**TASK TO COMPLETE**.
Pull out each line of the data that includes the word "number".

**SUPPLIED DATA**.
[start]

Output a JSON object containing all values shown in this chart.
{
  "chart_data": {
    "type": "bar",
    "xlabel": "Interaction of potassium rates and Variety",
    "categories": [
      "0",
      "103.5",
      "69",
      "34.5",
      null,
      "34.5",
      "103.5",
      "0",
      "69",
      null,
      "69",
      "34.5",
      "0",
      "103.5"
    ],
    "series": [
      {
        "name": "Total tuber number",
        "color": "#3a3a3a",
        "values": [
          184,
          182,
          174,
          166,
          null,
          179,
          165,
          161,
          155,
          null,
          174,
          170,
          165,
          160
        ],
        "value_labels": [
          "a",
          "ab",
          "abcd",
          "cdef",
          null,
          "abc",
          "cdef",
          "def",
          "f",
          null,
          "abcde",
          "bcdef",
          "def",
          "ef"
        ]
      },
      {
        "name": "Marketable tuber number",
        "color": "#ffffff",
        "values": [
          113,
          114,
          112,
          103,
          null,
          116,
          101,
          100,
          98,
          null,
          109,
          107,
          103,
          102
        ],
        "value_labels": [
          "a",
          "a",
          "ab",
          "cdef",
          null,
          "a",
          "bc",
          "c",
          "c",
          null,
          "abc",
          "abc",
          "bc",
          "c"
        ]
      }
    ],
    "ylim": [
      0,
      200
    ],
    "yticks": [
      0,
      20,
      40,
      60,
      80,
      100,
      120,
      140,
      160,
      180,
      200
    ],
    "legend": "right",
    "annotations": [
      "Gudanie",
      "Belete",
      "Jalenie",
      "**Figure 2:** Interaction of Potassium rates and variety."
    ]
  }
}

[end]
[start]

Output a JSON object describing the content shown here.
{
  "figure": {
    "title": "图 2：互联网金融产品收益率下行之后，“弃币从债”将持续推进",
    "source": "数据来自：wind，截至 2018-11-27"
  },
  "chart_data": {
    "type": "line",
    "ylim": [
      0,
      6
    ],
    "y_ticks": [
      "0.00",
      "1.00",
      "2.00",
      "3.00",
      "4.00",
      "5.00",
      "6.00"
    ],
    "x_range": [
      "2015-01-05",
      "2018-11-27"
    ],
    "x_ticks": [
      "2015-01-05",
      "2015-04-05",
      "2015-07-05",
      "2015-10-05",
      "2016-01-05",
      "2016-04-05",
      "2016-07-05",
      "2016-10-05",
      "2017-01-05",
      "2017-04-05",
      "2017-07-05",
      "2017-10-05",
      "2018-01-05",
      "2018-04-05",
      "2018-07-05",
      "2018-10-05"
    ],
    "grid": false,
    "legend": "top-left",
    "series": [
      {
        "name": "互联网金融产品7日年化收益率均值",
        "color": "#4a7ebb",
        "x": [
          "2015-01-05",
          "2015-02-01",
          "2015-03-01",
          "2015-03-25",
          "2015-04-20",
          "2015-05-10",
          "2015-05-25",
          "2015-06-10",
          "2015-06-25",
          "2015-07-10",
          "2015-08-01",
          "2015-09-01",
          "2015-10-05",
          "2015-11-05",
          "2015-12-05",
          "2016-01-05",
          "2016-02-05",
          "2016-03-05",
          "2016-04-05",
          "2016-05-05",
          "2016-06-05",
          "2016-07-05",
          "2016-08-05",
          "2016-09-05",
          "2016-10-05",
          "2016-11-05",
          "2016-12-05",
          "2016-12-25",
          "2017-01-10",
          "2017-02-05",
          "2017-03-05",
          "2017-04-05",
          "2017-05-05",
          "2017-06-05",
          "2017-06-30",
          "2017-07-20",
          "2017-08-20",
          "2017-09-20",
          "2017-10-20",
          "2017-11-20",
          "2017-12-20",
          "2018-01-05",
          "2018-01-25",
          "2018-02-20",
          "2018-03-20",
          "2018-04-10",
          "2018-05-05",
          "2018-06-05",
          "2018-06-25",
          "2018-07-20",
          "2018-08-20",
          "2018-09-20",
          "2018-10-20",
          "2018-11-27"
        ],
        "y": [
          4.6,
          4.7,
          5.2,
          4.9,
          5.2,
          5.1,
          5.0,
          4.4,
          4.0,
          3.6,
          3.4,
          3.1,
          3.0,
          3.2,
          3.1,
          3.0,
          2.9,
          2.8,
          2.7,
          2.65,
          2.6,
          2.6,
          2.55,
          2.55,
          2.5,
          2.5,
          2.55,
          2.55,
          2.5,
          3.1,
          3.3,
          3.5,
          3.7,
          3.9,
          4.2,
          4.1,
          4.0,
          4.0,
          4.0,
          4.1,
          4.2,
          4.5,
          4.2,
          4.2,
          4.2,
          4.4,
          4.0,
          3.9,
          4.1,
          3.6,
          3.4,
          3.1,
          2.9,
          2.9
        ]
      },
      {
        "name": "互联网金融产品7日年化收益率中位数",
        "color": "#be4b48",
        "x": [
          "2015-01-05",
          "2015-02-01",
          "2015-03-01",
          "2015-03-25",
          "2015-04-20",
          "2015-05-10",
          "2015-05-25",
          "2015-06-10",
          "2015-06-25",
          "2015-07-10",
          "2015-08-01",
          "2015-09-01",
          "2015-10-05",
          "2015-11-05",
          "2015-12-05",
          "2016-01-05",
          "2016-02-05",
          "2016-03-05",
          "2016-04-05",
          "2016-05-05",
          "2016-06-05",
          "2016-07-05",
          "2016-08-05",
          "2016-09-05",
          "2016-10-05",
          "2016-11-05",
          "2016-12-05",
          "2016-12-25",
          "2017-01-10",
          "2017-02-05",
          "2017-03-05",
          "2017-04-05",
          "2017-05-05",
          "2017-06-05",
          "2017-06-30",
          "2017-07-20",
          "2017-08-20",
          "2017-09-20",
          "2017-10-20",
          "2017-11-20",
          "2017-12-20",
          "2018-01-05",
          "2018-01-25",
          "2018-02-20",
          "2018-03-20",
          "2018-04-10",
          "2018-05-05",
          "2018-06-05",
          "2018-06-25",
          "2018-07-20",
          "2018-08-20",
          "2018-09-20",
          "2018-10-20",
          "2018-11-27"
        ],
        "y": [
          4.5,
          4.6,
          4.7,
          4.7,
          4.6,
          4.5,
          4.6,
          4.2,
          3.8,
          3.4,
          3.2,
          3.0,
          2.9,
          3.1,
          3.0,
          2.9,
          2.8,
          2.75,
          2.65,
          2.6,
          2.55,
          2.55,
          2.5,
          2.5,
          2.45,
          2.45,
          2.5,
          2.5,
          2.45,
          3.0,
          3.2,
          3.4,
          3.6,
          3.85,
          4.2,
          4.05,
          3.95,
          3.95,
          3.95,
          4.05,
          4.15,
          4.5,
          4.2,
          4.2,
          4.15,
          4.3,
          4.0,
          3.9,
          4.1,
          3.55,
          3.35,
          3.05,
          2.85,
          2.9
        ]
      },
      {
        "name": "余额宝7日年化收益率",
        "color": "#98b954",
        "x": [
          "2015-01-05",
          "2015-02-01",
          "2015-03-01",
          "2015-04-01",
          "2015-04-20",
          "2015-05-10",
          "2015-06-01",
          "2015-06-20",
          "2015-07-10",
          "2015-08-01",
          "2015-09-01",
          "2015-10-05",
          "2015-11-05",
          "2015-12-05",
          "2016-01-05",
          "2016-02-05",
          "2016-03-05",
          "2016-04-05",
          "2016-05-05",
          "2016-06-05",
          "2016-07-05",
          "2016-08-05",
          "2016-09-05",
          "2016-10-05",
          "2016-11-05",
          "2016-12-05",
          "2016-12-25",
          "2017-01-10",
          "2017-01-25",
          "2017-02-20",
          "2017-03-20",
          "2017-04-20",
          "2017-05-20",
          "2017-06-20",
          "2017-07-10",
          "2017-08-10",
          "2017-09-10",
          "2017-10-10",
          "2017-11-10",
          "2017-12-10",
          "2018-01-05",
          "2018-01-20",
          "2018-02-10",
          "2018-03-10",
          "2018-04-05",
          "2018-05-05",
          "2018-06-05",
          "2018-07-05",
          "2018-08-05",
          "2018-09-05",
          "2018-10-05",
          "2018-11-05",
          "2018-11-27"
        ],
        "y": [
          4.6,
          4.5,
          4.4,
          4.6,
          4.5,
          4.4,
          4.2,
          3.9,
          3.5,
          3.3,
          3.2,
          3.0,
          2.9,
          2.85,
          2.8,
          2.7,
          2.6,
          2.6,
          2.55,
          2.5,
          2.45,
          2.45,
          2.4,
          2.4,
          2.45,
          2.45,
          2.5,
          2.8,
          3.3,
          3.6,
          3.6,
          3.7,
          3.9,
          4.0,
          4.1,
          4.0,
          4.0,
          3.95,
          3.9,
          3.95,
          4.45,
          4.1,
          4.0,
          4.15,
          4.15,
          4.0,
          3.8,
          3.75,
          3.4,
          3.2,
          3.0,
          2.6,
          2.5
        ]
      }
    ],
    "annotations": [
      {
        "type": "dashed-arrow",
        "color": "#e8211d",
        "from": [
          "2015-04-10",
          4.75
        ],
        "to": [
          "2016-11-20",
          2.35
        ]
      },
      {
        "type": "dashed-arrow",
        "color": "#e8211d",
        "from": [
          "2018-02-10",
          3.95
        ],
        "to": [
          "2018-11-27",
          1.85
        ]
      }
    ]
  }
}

[end]

**RESPONSE TO THIS EXERCISE**.
        "name": "Total tuber number",
        "name": "Marketable tuber number",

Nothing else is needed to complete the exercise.